:: SOURCE EXTRACT ::
“Rejoice always, pray without ceasing, in everything give thanks; for this is the will of God in Christ Jesus for you.” 1 Thessalonians 5:16-18
One week ago today I had to say a very painful goodbye to our first grandchild Reagan Faith, who is 16 months old, and her Momma, our second daughter Hannah, as they left Fayetteville, NC. They were leaving to join my son-in-law, who was already at their new duty assignment in Ft. Rucker, AL. It was a very sad day for me. You see, I had the privilege to care for my granddaughter almost everyday as her Mom completed her commitment as an active duty nurse on Ft. Bragg over the last 13 months. My daily interaction and precious time watching her grow, learn, and love as children do had been precious, and as I prepared to say goodbye, I knew they would soon be coming to an end. I knew in my mind they needed to go! Our sweet Raegan Faith needed her Daddy and our Hannah needed her husband! They had already been separated for three months and now they would finally be together as a family.
The truth is my heart was breaking weeks in advance at the thought of our granddaughter being so far from us. Every time I tried to speak a word of encouragement to my daughter, as she counted down her days left in the Army and looked forward to being reunited as a family, tears would fill my eyes and I could not speak. Oh, how my heart was hurting.
:::
:: EXTRACTED RECORDS ::
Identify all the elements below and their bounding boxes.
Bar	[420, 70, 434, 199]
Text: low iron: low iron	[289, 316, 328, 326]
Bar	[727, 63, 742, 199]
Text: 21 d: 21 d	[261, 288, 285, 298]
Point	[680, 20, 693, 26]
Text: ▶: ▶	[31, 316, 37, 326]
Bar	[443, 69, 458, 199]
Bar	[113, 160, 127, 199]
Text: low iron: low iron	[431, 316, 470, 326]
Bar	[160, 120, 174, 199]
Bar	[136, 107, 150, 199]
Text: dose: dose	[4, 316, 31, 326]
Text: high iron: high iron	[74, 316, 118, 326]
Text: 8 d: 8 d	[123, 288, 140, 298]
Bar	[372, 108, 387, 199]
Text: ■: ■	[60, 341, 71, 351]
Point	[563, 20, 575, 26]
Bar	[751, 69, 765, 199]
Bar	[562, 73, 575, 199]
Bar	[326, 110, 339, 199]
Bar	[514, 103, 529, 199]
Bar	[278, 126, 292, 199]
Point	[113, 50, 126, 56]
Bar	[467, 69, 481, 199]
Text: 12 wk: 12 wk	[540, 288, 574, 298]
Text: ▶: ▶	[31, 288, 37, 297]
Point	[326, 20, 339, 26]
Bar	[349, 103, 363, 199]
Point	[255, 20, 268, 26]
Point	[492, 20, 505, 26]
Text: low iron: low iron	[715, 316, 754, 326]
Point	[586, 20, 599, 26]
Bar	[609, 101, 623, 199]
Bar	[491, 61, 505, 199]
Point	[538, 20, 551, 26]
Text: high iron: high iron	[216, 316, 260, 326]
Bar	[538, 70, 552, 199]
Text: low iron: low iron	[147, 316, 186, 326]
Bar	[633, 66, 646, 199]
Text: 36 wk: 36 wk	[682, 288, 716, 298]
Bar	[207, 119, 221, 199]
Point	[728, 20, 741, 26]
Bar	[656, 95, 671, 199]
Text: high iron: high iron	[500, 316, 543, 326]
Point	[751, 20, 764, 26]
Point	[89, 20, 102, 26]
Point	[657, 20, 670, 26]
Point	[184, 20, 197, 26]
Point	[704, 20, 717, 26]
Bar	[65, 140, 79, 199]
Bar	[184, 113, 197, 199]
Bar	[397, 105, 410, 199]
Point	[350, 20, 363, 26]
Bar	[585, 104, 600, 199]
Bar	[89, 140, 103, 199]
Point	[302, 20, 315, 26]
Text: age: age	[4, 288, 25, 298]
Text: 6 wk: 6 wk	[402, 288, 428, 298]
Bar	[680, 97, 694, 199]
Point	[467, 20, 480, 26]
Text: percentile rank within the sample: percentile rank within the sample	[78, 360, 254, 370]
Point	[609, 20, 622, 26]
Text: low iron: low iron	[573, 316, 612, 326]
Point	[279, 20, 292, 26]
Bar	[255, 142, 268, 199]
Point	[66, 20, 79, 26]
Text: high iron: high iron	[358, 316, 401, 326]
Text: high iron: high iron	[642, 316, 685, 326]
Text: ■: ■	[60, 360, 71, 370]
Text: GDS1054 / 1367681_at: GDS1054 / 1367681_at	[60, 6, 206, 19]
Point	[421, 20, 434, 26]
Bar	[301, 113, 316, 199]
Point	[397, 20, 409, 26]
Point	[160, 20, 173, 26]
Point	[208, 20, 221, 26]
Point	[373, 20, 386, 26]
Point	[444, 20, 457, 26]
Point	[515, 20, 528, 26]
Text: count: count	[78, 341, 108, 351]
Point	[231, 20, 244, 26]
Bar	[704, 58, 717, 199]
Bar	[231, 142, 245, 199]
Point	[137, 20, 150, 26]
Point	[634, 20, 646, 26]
:::
DIRECTIVES:
- A) Reproduce the devotional passage word for word, starting with "The truth is" and going on through "heart was hurting.".
- B) Write out the lines of the listing word for word, starting with its first line and going on through the line with "20, 480, 26]".
The listing is unrelated to the devotional passage.

SOLUTIONS TO THE EXERCISE:
- A)
The truth is my heart was breaking weeks in advance at the thought of our granddaughter being so far from us. Every time I tried to speak a word of encouragement to my daughter, as she counted down her days left in the Army and looked forward to being reunited as a family, tears would fill my eyes and I could not speak. Oh, how my heart was hurting.

- B)
Identify all the elements below and their bounding boxes.
Bar	[420, 70, 434, 199]
Text: low iron: low iron	[289, 316, 328, 326]
Bar	[727, 63, 742, 199]
Text: 21 d: 21 d	[261, 288, 285, 298]
Point	[680, 20, 693, 26]
Text: ▶: ▶	[31, 316, 37, 326]
Bar	[443, 69, 458, 199]
Bar	[113, 160, 127, 199]
Text: low iron: low iron	[431, 316, 470, 326]
Bar	[160, 120, 174, 199]
Bar	[136, 107, 150, 199]
Text: dose: dose	[4, 316, 31, 326]
Text: high iron: high iron	[74, 316, 118, 326]
Text: 8 d: 8 d	[123, 288, 140, 298]
Bar	[372, 108, 387, 199]
Text: ■: ■	[60, 341, 71, 351]
Point	[563, 20, 575, 26]
Bar	[751, 69, 765, 199]
Bar	[562, 73, 575, 199]
Bar	[326, 110, 339, 199]
Bar	[514, 103, 529, 199]
Bar	[278, 126, 292, 199]
Point	[113, 50, 126, 56]
Bar	[467, 69, 481, 199]
Text: 12 wk: 12 wk	[540, 288, 574, 298]
Text: ▶: ▶	[31, 288, 37, 297]
Point	[326, 20, 339, 26]
Bar	[349, 103, 363, 199]
Point	[255, 20, 268, 26]
Point	[492, 20, 505, 26]
Text: low iron: low iron	[715, 316, 754, 326]
Point	[586, 20, 599, 26]
Bar	[609, 101, 623, 199]
Bar	[491, 61, 505, 199]
Point	[538, 20, 551, 26]
Text: high iron: high iron	[216, 316, 260, 326]
Bar	[538, 70, 552, 199]
Text: low iron: low iron	[147, 316, 186, 326]
Bar	[633, 66, 646, 199]
Text: 36 wk: 36 wk	[682, 288, 716, 298]
Bar	[207, 119, 221, 199]
Point	[728, 20, 741, 26]
Bar	[656, 95, 671, 199]
Text: high iron: high iron	[500, 316, 543, 326]
Point	[751, 20, 764, 26]
Point	[89, 20, 102, 26]
Point	[657, 20, 670, 26]
Point	[184, 20, 197, 26]
Point	[704, 20, 717, 26]
Bar	[65, 140, 79, 199]
Bar	[184, 113, 197, 199]
Bar	[397, 105, 410, 199]
Point	[350, 20, 363, 26]
Bar	[585, 104, 600, 199]
Bar	[89, 140, 103, 199]
Point	[302, 20, 315, 26]
Text: age: age	[4, 288, 25, 298]
Text: 6 wk: 6 wk	[402, 288, 428, 298]
Bar	[680, 97, 694, 199]
Point	[467, 20, 480, 26]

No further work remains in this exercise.